[Records excerpted from a collection]
* Start *

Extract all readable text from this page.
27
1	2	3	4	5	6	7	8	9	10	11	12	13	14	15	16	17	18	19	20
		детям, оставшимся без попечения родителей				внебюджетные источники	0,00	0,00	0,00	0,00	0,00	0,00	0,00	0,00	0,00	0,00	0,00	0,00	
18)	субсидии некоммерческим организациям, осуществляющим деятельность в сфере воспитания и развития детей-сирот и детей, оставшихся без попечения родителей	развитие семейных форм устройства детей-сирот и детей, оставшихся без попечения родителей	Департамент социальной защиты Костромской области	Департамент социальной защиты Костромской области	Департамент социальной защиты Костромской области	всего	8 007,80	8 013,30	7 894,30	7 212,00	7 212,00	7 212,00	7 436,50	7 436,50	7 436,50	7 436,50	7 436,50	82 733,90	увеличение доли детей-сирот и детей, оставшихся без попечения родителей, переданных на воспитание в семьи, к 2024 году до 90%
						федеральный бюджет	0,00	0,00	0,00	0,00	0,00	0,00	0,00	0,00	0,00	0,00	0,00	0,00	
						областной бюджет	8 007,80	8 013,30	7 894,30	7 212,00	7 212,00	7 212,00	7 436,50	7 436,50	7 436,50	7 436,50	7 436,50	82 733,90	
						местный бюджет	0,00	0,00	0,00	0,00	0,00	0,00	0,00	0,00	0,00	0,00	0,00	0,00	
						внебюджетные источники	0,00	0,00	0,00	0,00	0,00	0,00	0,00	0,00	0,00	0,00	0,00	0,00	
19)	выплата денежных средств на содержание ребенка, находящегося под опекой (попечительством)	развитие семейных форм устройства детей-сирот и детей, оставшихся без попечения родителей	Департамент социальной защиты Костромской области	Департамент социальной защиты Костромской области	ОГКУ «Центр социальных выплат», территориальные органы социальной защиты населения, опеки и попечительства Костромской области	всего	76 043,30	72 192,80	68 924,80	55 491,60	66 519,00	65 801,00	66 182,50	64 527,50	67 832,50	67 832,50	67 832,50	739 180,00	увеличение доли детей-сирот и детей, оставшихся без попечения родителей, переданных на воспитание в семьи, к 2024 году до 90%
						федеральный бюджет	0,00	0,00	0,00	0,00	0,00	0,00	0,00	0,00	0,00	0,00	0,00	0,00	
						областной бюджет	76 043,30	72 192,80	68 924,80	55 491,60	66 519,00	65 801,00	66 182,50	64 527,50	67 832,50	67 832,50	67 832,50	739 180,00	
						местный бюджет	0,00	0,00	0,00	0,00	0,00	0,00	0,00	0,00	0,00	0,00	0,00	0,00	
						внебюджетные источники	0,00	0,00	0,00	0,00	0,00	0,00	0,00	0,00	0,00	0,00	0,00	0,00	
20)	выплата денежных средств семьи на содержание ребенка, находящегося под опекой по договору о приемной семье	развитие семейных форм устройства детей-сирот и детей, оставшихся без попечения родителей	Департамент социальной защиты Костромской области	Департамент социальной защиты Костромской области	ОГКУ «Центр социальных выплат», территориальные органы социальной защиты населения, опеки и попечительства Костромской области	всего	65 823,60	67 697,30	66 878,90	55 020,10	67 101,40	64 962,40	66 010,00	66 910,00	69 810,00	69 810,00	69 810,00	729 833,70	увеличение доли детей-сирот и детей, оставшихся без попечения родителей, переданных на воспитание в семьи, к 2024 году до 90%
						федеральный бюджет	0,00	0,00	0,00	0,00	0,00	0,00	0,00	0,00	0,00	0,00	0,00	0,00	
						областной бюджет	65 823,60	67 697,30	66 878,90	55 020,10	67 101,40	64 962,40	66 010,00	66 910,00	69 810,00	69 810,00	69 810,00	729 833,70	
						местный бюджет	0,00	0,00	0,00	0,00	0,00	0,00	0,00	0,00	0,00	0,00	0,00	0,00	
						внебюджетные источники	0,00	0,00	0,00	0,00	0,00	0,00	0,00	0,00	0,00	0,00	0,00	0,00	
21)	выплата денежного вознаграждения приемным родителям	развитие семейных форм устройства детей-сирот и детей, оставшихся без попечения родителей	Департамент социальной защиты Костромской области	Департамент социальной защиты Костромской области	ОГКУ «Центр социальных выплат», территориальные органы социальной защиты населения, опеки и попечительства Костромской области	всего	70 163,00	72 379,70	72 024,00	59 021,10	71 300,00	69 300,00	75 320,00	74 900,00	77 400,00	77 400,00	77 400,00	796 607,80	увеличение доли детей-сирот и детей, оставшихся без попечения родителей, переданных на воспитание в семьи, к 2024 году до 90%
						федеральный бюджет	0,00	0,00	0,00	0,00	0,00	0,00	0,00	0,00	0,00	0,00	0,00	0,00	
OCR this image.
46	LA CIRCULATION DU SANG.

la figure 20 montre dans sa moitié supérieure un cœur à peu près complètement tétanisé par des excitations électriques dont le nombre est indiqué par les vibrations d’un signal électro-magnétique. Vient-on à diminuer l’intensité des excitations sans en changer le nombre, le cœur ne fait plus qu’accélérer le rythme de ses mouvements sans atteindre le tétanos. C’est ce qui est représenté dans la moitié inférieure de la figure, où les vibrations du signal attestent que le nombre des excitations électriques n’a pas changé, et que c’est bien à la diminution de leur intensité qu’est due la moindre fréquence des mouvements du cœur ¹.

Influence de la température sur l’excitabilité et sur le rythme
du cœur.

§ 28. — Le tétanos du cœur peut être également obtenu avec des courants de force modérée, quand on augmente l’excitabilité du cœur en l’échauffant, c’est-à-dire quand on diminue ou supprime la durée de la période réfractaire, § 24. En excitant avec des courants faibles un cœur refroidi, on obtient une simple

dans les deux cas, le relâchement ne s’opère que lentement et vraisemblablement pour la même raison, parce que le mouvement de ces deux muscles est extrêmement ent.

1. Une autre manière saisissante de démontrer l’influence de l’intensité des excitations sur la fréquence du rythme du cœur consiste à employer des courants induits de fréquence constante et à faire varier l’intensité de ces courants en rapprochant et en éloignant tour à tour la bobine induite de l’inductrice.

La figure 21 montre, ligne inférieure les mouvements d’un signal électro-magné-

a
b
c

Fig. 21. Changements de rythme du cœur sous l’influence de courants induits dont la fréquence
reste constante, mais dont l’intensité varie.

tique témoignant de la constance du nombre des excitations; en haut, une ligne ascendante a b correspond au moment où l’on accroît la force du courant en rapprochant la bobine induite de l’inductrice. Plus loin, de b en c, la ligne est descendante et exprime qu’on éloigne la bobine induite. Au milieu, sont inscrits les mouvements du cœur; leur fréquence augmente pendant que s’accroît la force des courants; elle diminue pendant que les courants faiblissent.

* End *

▶ TASK DESCRIPTION:
Retype all of the data shown above, word for word.

▶ RESULT FOR THIS EXERCISE:
Extract all readable text from this page.
27
1	2	3	4	5	6	7	8	9	10	11	12	13	14	15	16	17	18	19	20
		детям, оставшимся без попечения родителей				внебюджетные источники	0,00	0,00	0,00	0,00	0,00	0,00	0,00	0,00	0,00	0,00	0,00	0,00	
18)	субсидии некоммерческим организациям, осуществляющим деятельность в сфере воспитания и развития детей-сирот и детей, оставшихся без попечения родителей	развитие семейных форм устройства детей-сирот и детей, оставшихся без попечения родителей	Департамент социальной защиты Костромской области	Департамент социальной защиты Костромской области	Департамент социальной защиты Костромской области	всего	8 007,80	8 013,30	7 894,30	7 212,00	7 212,00	7 212,00	7 436,50	7 436,50	7 436,50	7 436,50	7 436,50	82 733,90	увеличение доли детей-сирот и детей, оставшихся без попечения родителей, переданных на воспитание в семьи, к 2024 году до 90%
						федеральный бюджет	0,00	0,00	0,00	0,00	0,00	0,00	0,00	0,00	0,00	0,00	0,00	0,00	
						областной бюджет	8 007,80	8 013,30	7 894,30	7 212,00	7 212,00	7 212,00	7 436,50	7 436,50	7 436,50	7 436,50	7 436,50	82 733,90	
						местный бюджет	0,00	0,00	0,00	0,00	0,00	0,00	0,00	0,00	0,00	0,00	0,00	0,00	
						внебюджетные источники	0,00	0,00	0,00	0,00	0,00	0,00	0,00	0,00	0,00	0,00	0,00	0,00	
19)	выплата денежных средств на содержание ребенка, находящегося под опекой (попечительством)	развитие семейных форм устройства детей-сирот и детей, оставшихся без попечения родителей	Департамент социальной защиты Костромской области	Департамент социальной защиты Костромской области	ОГКУ «Центр социальных выплат», территориальные органы социальной защиты населения, опеки и попечительства Костромской области	всего	76 043,30	72 192,80	68 924,80	55 491,60	66 519,00	65 801,00	66 182,50	64 527,50	67 832,50	67 832,50	67 832,50	739 180,00	увеличение доли детей-сирот и детей, оставшихся без попечения родителей, переданных на воспитание в семьи, к 2024 году до 90%
						федеральный бюджет	0,00	0,00	0,00	0,00	0,00	0,00	0,00	0,00	0,00	0,00	0,00	0,00	
						областной бюджет	76 043,30	72 192,80	68 924,80	55 491,60	66 519,00	65 801,00	66 182,50	64 527,50	67 832,50	67 832,50	67 832,50	739 180,00	
						местный бюджет	0,00	0,00	0,00	0,00	0,00	0,00	0,00	0,00	0,00	0,00	0,00	0,00	
						внебюджетные источники	0,00	0,00	0,00	0,00	0,00	0,00	0,00	0,00	0,00	0,00	0,00	0,00	
20)	выплата денежных средств семьи на содержание ребенка, находящегося под опекой по договору о приемной семье	развитие семейных форм устройства детей-сирот и детей, оставшихся без попечения родителей	Департамент социальной защиты Костромской области	Департамент социальной защиты Костромской области	ОГКУ «Центр социальных выплат», территориальные органы социальной защиты населения, опеки и попечительства Костромской области	всего	65 823,60	67 697,30	66 878,90	55 020,10	67 101,40	64 962,40	66 010,00	66 910,00	69 810,00	69 810,00	69 810,00	729 833,70	увеличение доли детей-сирот и детей, оставшихся без попечения родителей, переданных на воспитание в семьи, к 2024 году до 90%
						федеральный бюджет	0,00	0,00	0,00	0,00	0,00	0,00	0,00	0,00	0,00	0,00	0,00	0,00	
						областной бюджет	65 823,60	67 697,30	66 878,90	55 020,10	67 101,40	64 962,40	66 010,00	66 910,00	69 810,00	69 810,00	69 810,00	729 833,70	
						местный бюджет	0,00	0,00	0,00	0,00	0,00	0,00	0,00	0,00	0,00	0,00	0,00	0,00	
						внебюджетные источники	0,00	0,00	0,00	0,00	0,00	0,00	0,00	0,00	0,00	0,00	0,00	0,00	
21)	выплата денежного вознаграждения приемным родителям	развитие семейных форм устройства детей-сирот и детей, оставшихся без попечения родителей	Департамент социальной защиты Костромской области	Департамент социальной защиты Костромской области	ОГКУ «Центр социальных выплат», территориальные органы социальной защиты населения, опеки и попечительства Костромской области	всего	70 163,00	72 379,70	72 024,00	59 021,10	71 300,00	69 300,00	75 320,00	74 900,00	77 400,00	77 400,00	77 400,00	796 607,80	увеличение доли детей-сирот и детей, оставшихся без попечения родителей, переданных на воспитание в семьи, к 2024 году до 90%
						федеральный бюджет	0,00	0,00	0,00	0,00	0,00	0,00	0,00	0,00	0,00	0,00	0,00	0,00	
OCR this image.
46	LA CIRCULATION DU SANG.

la figure 20 montre dans sa moitié supérieure un cœur à peu près complètement tétanisé par des excitations électriques dont le nombre est indiqué par les vibrations d’un signal électro-magnétique. Vient-on à diminuer l’intensité des excitations sans en changer le nombre, le cœur ne fait plus qu’accélérer le rythme de ses mouvements sans atteindre le tétanos. C’est ce qui est représenté dans la moitié inférieure de la figure, où les vibrations du signal attestent que le nombre des excitations électriques n’a pas changé, et que c’est bien à la diminution de leur intensité qu’est due la moindre fréquence des mouvements du cœur ¹.

Influence de la température sur l’excitabilité et sur le rythme
du cœur.

§ 28. — Le tétanos du cœur peut être également obtenu avec des courants de force modérée, quand on augmente l’excitabilité du cœur en l’échauffant, c’est-à-dire quand on diminue ou supprime la durée de la période réfractaire, § 24. En excitant avec des courants faibles un cœur refroidi, on obtient une simple

dans les deux cas, le relâchement ne s’opère que lentement et vraisemblablement pour la même raison, parce que le mouvement de ces deux muscles est extrêmement ent.

1. Une autre manière saisissante de démontrer l’influence de l’intensité des excitations sur la fréquence du rythme du cœur consiste à employer des courants induits de fréquence constante et à faire varier l’intensité de ces courants en rapprochant et en éloignant tour à tour la bobine induite de l’inductrice.

La figure 21 montre, ligne inférieure les mouvements d’un signal électro-magné-

a
b
c

Fig. 21. Changements de rythme du cœur sous l’influence de courants induits dont la fréquence
reste constante, mais dont l’intensité varie.

tique témoignant de la constance du nombre des excitations; en haut, une ligne ascendante a b correspond au moment où l’on accroît la force du courant en rapprochant la bobine induite de l’inductrice. Plus loin, de b en c, la ligne est descendante et exprime qu’on éloigne la bobine induite. Au milieu, sont inscrits les mouvements du cœur; leur fréquence augmente pendant que s’accroît la force des courants; elle diminue pendant que les courants faiblissent.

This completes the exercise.